▸ Records
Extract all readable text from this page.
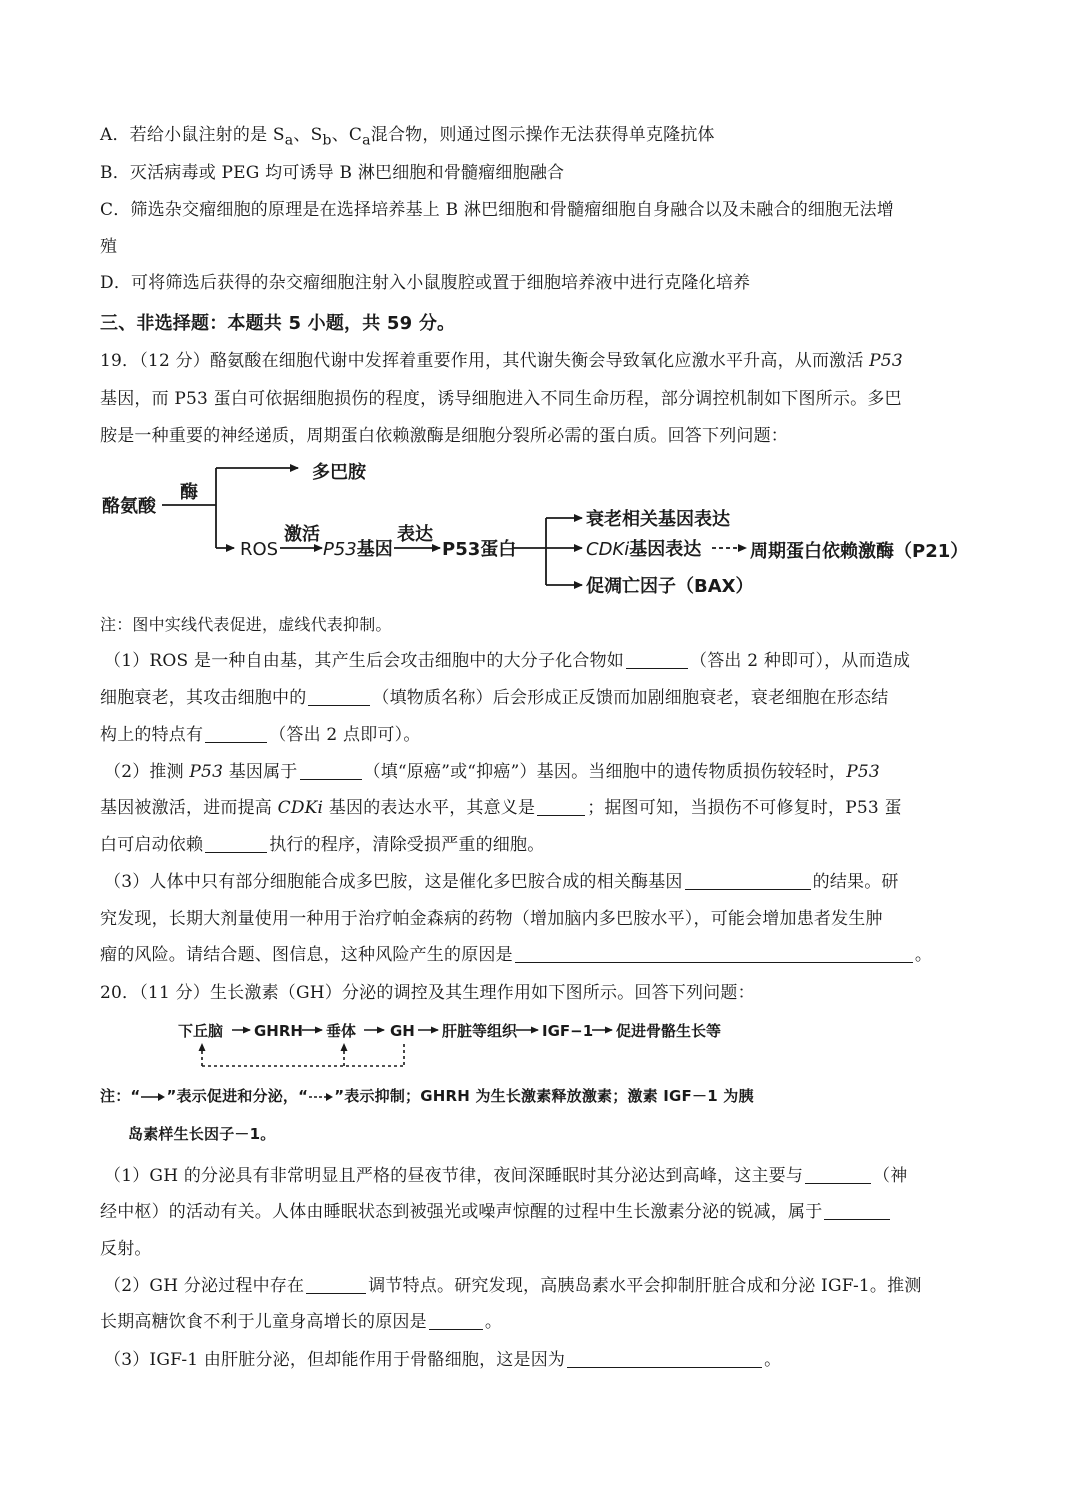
A．若给小鼠注射的是 $S_a$、$S_b$、$C_a$混合物，则通过图示操作无法获得单克隆抗体
B．灭活病毒或 PEG 均可诱导 B 淋巴细胞和骨髓瘤细胞融合
C．筛选杂交瘤细胞的原理是在选择培养基上 B 淋巴细胞和骨髓瘤细胞自身融合以及未融合的细胞无法增
殖
D．可将筛选后获得的杂交瘤细胞注射入小鼠腹腔或置于细胞培养液中进行克隆化培养
三、非选择题：本题共 5 小题，共 59 分。
19．（12 分）酪氨酸在细胞代谢中发挥着重要作用，其代谢失衡会导致氧化应激水平升高，从而激活 P53
基因，而 P53 蛋白可依据细胞损伤的程度，诱导细胞进入不同生命历程，部分调控机制如下图所示。多巴
胺是一种重要的神经递质，周期蛋白依赖激酶是细胞分裂所必需的蛋白质。回答下列问题：
酪氨酸
酶
多巴胺
ROS
激活
P53基因
表达
P53蛋白
衰老相关基因表达
CDKi基因表达	周期蛋白依赖激酶（P21）
促凋亡因子（BAX）
注：图中实线代表促进，虚线代表抑制。
（1）ROS 是一种自由基，其产生后会攻击细胞中的大分子化合物如	（答出 2 种即可），从而造成
细胞衰老，其攻击细胞中的	（填物质名称）后会形成正反馈而加剧细胞衰老，衰老细胞在形态结
构上的特点有	（答出 2 点即可）。
（2）推测 P53 基因属于	（填“原癌”或“抑癌”）基因。当细胞中的遗传物质损伤较轻时，P53
基因被激活，进而提高 CDKi 基因的表达水平，其意义是	；据图可知，当损伤不可修复时，P53 蛋
白可启动依赖	执行的程序，清除受损严重的细胞。
（3）人体中只有部分细胞能合成多巴胺，这是催化多巴胺合成的相关酶基因	的结果。研
究发现，长期大剂量使用一种用于治疗帕金森病的药物（增加脑内多巴胺水平），可能会增加患者发生肿
瘤的风险。请结合题、图信息，这种风险产生的原因是	。
20．（11 分）生长激素（GH）分泌的调控及其生理作用如下图所示。回答下列问题：
下丘脑 GHRH 垂体 GH 肝脏等组织 IGF−1 促进骨骼生长等
注：“ ”表示促进和分泌，“ ”表示抑制；GHRH 为生长激素释放激素；激素 IGF－1 为胰
岛素样生长因子－1。
（1）GH 的分泌具有非常明显且严格的昼夜节律，夜间深睡眠时其分泌达到高峰，这主要与	（神
经中枢）的活动有关。人体由睡眠状态到被强光或噪声惊醒的过程中生长激素分泌的锐减，属于
反射。
（2）GH 分泌过程中存在	调节特点。研究发现，高胰岛素水平会抑制肝脏合成和分泌 IGF-1。推测
长期高糖饮食不利于儿童身高增长的原因是	。
（3）IGF-1 由肝脏分泌，但却能作用于骨骼细胞，这是因为	。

▸ What is required
Within the listing above, find every line containing the string "回答下列问题" and return it.

▸ Written solution
胺是一种重要的神经递质，周期蛋白依赖激酶是细胞分裂所必需的蛋白质。回答下列问题：
20．（11 分）生长激素（GH）分泌的调控及其生理作用如下图所示。回答下列问题：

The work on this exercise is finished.